● Work to do
Update the lines below by replacing "cross section" with "cross-section", leaving everything else unchanged. Leave the pictures out of your answer.

____ Listing

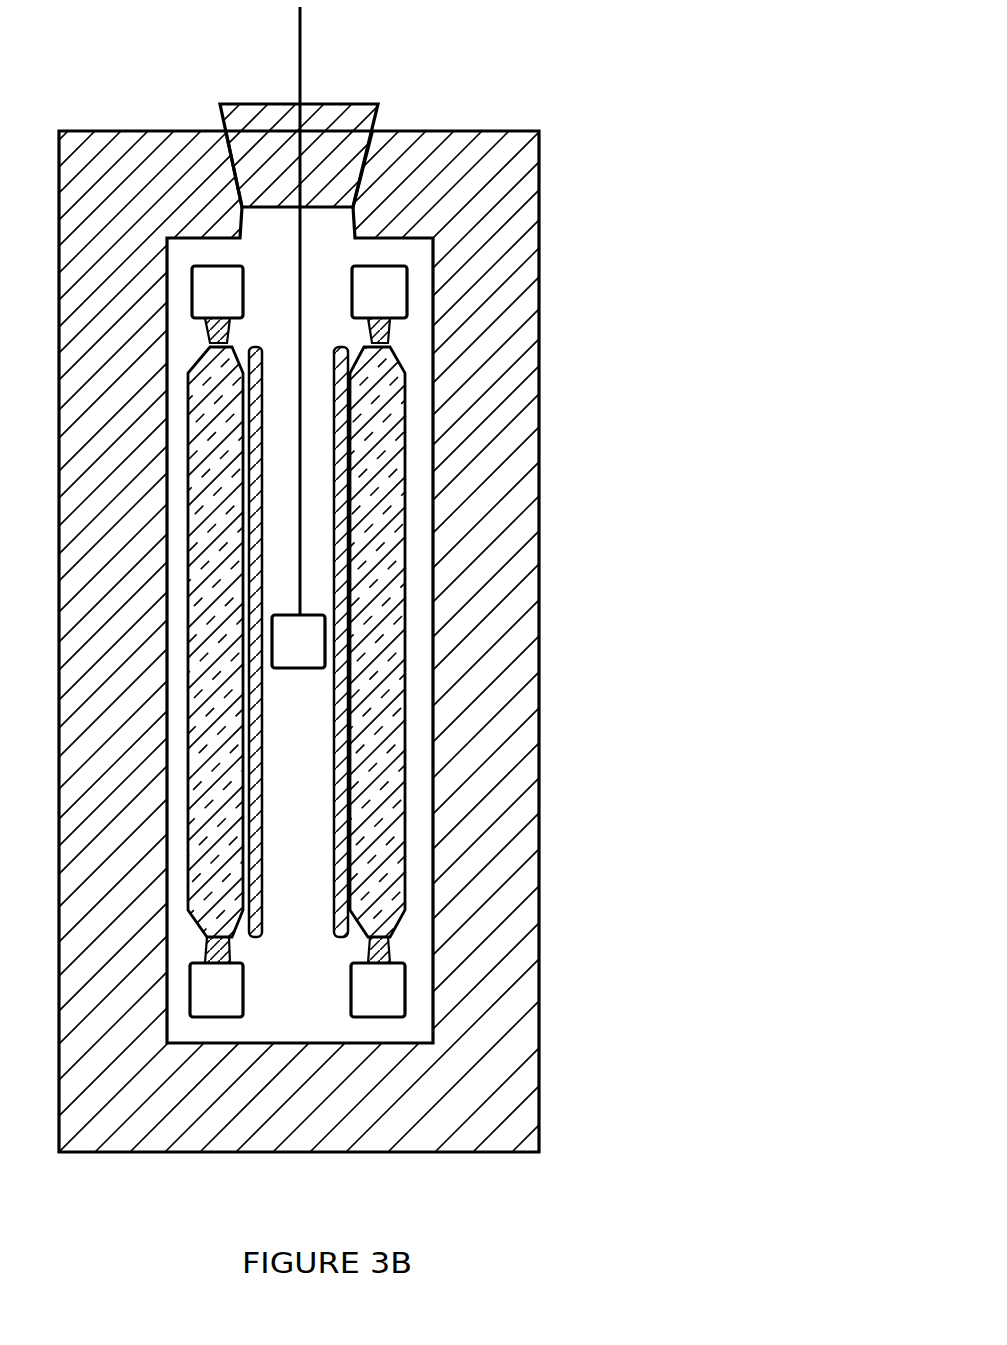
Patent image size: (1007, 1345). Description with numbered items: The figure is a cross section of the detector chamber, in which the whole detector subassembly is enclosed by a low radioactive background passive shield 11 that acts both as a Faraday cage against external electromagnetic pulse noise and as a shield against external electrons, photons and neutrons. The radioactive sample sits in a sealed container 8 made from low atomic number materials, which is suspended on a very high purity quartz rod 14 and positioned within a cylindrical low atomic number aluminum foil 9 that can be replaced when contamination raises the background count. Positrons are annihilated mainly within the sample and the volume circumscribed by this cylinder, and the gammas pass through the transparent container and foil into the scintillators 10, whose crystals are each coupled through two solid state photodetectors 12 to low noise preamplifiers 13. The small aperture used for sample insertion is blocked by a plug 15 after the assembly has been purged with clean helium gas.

The container 8 is at (312, 633).
The aluminum foil 9 is at (347, 382).
The scintillators 10 is at (382, 733).
The passive shield 11 is at (477, 183).
The solid state photodetectors 12 is at (383, 952).
The low noise preamplifiers 13 is at (383, 992).
The quartz rod 14 is at (298, 493).
The plug 15 is at (337, 100).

________

● Final result
Patent image size: (1007, 1345). Description with numbered items: The figure is a cross-section of the detector chamber, in which the whole detector subassembly is enclosed by a low radioactive background passive shield 11 that acts both as a Faraday cage against external electromagnetic pulse noise and as a shield against external electrons, photons and neutrons. The radioactive sample sits in a sealed container 8 made from low atomic number materials, which is suspended on a very high purity quartz rod 14 and positioned within a cylindrical low atomic number aluminum foil 9 that can be replaced when contamination raises the background count. Positrons are annihilated mainly within the sample and the volume circumscribed by this cylinder, and the gammas pass through the transparent container and foil into the scintillators 10, whose crystals are each coupled through two solid state photodetectors 12 to low noise preamplifiers 13. The small aperture used for sample insertion is blocked by a plug 15 after the assembly has been purged with clean helium gas.

The container 8 is at (312, 633).
The aluminum foil 9 is at (347, 382).
The scintillators 10 is at (382, 733).
The passive shield 11 is at (477, 183).
The solid state photodetectors 12 is at (383, 952).
The low noise preamplifiers 13 is at (383, 992).
The quartz rod 14 is at (298, 493).
The plug 15 is at (337, 100).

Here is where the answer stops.